» **STATED GOAL**
Copy out each line of the material below that holds the string "ylabel".

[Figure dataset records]
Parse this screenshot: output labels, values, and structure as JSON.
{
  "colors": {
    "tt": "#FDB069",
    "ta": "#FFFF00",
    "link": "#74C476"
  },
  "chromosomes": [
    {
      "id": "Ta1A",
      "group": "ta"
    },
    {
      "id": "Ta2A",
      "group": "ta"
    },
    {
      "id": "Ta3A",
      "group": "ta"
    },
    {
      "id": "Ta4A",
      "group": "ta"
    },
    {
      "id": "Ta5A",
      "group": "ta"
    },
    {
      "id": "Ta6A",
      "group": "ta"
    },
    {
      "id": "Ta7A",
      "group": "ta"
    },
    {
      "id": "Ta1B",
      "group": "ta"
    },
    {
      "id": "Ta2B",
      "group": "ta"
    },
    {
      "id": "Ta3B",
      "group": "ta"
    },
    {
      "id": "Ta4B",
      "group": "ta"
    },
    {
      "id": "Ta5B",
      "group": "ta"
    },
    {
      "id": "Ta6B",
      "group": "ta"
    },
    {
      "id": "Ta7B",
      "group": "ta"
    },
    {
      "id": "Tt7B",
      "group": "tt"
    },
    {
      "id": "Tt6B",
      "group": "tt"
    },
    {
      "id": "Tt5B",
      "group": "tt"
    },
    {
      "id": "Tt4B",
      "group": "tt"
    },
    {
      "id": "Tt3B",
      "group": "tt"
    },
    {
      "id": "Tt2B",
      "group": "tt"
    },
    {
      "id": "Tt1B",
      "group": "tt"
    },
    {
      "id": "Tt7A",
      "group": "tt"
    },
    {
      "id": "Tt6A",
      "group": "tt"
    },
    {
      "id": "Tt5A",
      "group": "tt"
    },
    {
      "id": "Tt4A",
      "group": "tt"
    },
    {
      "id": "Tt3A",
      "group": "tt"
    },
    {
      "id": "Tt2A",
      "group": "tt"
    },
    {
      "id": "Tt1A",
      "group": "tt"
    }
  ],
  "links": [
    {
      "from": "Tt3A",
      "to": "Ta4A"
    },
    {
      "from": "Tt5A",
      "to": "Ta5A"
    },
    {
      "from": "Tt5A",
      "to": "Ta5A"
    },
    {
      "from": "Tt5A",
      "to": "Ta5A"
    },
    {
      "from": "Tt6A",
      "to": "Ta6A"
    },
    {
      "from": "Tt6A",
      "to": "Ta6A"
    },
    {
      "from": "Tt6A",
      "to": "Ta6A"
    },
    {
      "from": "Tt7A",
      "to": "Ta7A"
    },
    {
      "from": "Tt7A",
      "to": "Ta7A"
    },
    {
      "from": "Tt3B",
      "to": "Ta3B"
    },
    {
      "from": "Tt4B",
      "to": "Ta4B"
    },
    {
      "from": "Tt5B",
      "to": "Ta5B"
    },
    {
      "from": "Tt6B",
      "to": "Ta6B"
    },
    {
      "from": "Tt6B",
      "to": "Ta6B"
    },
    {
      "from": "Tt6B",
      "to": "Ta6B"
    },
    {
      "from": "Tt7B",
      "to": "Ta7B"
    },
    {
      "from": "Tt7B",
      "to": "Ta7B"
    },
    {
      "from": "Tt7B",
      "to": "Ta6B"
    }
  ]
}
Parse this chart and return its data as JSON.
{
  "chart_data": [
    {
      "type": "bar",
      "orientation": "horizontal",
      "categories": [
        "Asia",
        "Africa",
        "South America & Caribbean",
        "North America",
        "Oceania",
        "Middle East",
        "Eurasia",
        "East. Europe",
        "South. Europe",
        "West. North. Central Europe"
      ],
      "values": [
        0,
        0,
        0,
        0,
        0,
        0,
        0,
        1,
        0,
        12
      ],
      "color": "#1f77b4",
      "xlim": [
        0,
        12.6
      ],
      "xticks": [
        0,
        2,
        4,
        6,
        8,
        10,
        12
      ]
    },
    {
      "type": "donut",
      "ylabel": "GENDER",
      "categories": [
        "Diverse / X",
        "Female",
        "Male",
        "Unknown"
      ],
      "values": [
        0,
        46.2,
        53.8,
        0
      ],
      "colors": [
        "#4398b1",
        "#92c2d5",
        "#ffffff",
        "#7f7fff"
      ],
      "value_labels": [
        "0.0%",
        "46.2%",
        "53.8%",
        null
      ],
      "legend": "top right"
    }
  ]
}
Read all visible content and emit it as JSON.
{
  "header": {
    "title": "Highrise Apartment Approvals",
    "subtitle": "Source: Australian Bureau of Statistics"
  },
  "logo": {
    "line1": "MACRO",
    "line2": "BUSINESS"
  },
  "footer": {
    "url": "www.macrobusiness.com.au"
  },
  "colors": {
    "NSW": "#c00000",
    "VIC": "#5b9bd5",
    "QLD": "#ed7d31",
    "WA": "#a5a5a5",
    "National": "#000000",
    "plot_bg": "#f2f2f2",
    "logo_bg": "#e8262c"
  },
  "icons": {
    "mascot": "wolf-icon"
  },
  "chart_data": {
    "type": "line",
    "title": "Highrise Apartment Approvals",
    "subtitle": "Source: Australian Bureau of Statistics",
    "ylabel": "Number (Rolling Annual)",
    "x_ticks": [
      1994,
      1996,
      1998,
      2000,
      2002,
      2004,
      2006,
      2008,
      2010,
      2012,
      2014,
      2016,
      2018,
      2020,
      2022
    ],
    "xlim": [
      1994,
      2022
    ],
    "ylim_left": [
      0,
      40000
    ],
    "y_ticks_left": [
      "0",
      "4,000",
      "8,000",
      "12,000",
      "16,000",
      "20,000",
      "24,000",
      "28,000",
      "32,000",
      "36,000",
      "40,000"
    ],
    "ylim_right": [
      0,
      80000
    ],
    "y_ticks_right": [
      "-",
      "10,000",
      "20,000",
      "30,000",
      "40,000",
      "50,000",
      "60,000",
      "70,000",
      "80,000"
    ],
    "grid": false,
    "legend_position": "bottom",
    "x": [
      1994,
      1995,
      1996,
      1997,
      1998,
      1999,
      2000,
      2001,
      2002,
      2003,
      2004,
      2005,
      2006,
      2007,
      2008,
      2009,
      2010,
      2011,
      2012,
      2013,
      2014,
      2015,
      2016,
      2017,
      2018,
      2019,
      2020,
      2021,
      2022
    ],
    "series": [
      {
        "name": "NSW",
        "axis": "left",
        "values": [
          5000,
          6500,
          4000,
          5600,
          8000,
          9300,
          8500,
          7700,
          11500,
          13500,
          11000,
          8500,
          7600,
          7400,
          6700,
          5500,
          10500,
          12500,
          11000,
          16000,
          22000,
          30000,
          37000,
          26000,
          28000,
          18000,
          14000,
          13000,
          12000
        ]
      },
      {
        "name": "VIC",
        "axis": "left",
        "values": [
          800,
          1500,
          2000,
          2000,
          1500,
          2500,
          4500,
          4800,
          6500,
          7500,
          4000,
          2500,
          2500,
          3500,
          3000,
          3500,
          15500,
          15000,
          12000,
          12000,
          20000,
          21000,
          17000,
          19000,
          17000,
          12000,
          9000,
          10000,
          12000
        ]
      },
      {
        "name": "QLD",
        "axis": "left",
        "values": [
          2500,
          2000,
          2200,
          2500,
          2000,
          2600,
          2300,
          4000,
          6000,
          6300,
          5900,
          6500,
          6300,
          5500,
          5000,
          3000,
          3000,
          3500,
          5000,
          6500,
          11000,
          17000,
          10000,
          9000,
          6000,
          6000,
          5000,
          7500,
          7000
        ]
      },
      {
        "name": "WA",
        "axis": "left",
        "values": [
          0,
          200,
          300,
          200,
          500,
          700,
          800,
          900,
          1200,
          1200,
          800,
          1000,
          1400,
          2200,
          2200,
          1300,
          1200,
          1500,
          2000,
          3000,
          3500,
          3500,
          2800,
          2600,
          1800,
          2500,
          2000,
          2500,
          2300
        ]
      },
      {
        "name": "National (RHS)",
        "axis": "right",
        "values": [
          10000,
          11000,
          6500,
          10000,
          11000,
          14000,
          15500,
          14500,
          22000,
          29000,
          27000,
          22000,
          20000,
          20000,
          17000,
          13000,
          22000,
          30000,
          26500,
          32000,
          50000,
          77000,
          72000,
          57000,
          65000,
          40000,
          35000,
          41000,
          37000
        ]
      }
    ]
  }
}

» **RESPONSE**
      "ylabel": "GENDER",
    "ylabel": "Number (Rolling Annual)",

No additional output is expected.